Task statement =
The entries below are to be transcribed in full, without their images.

Data extract =
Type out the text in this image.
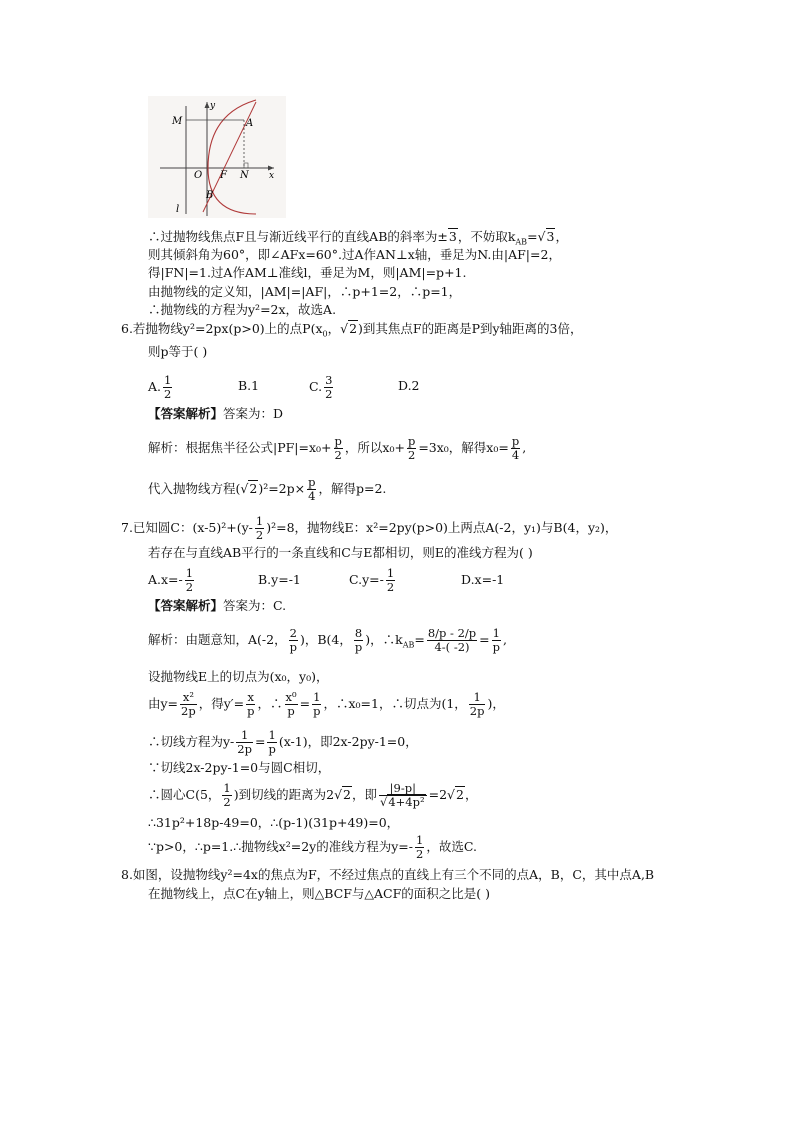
y
M	A
O F N x
l
B
∴过抛物线焦点F且与渐近线平行的直线AB的斜率为±3，不妨取$k_{AB}=√3$，
则其倾斜角为60°，即∠AFx=60°.过A作AN⊥x轴，垂足为N.由|AF|=2，
得|FN|=1.过A作AM⊥准线l，垂足为M，则|AM|=p+1.
由抛物线的定义知，|AM|=|AF|，∴p+1=2，∴p=1，
∴抛物线的方程为y²=2x，故选A.
6.若抛物线y²=2px(p>0)上的点$P(x_0$，√2)到其焦点F的距离是P到y轴距离的3倍，
则p等于( )
A. $\frac{1}{2}$	B.1	C. $\frac{3}{2}$	D.2
【答案解析】答案为：D
解析：根据焦半径公式$|PF|=x_0+ \frac{p}{2}$ ，所以$x_0+ \frac{p}{2} =3x_0$，解得$x_0= \frac{p}{4}$ ,
代入抛物线方程$(√2)^2=2p\times \frac{p}{4}$ ，解得p=2.
7.已知圆C：$(x-5)^2+(y- \frac{1}{2} )^2=8$，抛物线E：x²=2py(p>0)上两点A(-2，y₁)与B(4，y₂)，
若存在与直线AB平行的一条直线和C与E都相切，则E的准线方程为( )
$A.x=- \frac{1}{2}$	B.y=-1	$C.y=- \frac{1}{2}$	D.x=-1
【答案解析】答案为：C.
解析：由题意知，A(-2， $\frac{2}{p}$ )，B(4， $\frac{8}{p}$ )，$\therefore k_{AB}= \frac{8/p - 2/p}{4-( -2)} = \frac{1}{p}$ ,
设抛物线E上的切点为(x₀，y₀)，
由$y= \frac{\text{x²}}{2p}$ ，得$y'= \frac{x}{p}$ ，∴ $\frac{\text{x⁰}}{p} = \frac{1}{p}$ ，∴x₀=1，∴切点为(1， $\frac{1}{2p}$ )，
∴切线方程为$y- \frac{1}{2p} = \frac{1}{p} (x-1)$，即2x-2py-1=0，
∵切线2x-2py-1=0与圆C相切，
∴圆心C(5， $\frac{1}{2}$ )到切线的距离为2√2，即 $\frac{|9-p|}{\text{√4+4p²}} =2√2$，
∴31p²+18p-49=0，∴(p-1)(31p+49)=0，
∵p>0，∴p=1.∴抛物线x²=2y的准线方程为$y=- \frac{1}{2}$ ，故选C.
8.如图，设抛物线y²=4x的焦点为F，不经过焦点的直线上有三个不同的点A，B，C，其中点A,B
在抛物线上，点C在y轴上，则△BCF与△ACF的面积之比是( )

Final result =
Type out the text in this image.
y
M	A
O F N x
l
B
∴过抛物线焦点F且与渐近线平行的直线AB的斜率为±3，不妨取$k_{AB}=√3$，
则其倾斜角为60°，即∠AFx=60°.过A作AN⊥x轴，垂足为N.由|AF|=2，
得|FN|=1.过A作AM⊥准线l，垂足为M，则|AM|=p+1.
由抛物线的定义知，|AM|=|AF|，∴p+1=2，∴p=1，
∴抛物线的方程为y²=2x，故选A.
6.若抛物线y²=2px(p>0)上的点$P(x_0$，√2)到其焦点F的距离是P到y轴距离的3倍，
则p等于( )
A. $\frac{1}{2}$	B.1	C. $\frac{3}{2}$	D.2
【答案解析】答案为：D
解析：根据焦半径公式$|PF|=x_0+ \frac{p}{2}$ ，所以$x_0+ \frac{p}{2} =3x_0$，解得$x_0= \frac{p}{4}$ ,
代入抛物线方程$(√2)^2=2p\times \frac{p}{4}$ ，解得p=2.
7.已知圆C：$(x-5)^2+(y- \frac{1}{2} )^2=8$，抛物线E：x²=2py(p>0)上两点A(-2，y₁)与B(4，y₂)，
若存在与直线AB平行的一条直线和C与E都相切，则E的准线方程为( )
$A.x=- \frac{1}{2}$	B.y=-1	$C.y=- \frac{1}{2}$	D.x=-1
【答案解析】答案为：C.
解析：由题意知，A(-2， $\frac{2}{p}$ )，B(4， $\frac{8}{p}$ )，$\therefore k_{AB}= \frac{8/p - 2/p}{4-( -2)} = \frac{1}{p}$ ,
设抛物线E上的切点为(x₀，y₀)，
由$y= \frac{\text{x²}}{2p}$ ，得$y'= \frac{x}{p}$ ，∴ $\frac{\text{x⁰}}{p} = \frac{1}{p}$ ，∴x₀=1，∴切点为(1， $\frac{1}{2p}$ )，
∴切线方程为$y- \frac{1}{2p} = \frac{1}{p} (x-1)$，即2x-2py-1=0，
∵切线2x-2py-1=0与圆C相切，
∴圆心C(5， $\frac{1}{2}$ )到切线的距离为2√2，即 $\frac{|9-p|}{\text{√4+4p²}} =2√2$，
∴31p²+18p-49=0，∴(p-1)(31p+49)=0，
∵p>0，∴p=1.∴抛物线x²=2y的准线方程为$y=- \frac{1}{2}$ ，故选C.
8.如图，设抛物线y²=4x的焦点为F，不经过焦点的直线上有三个不同的点A，B，C，其中点A,B
在抛物线上，点C在y轴上，则△BCF与△ACF的面积之比是( )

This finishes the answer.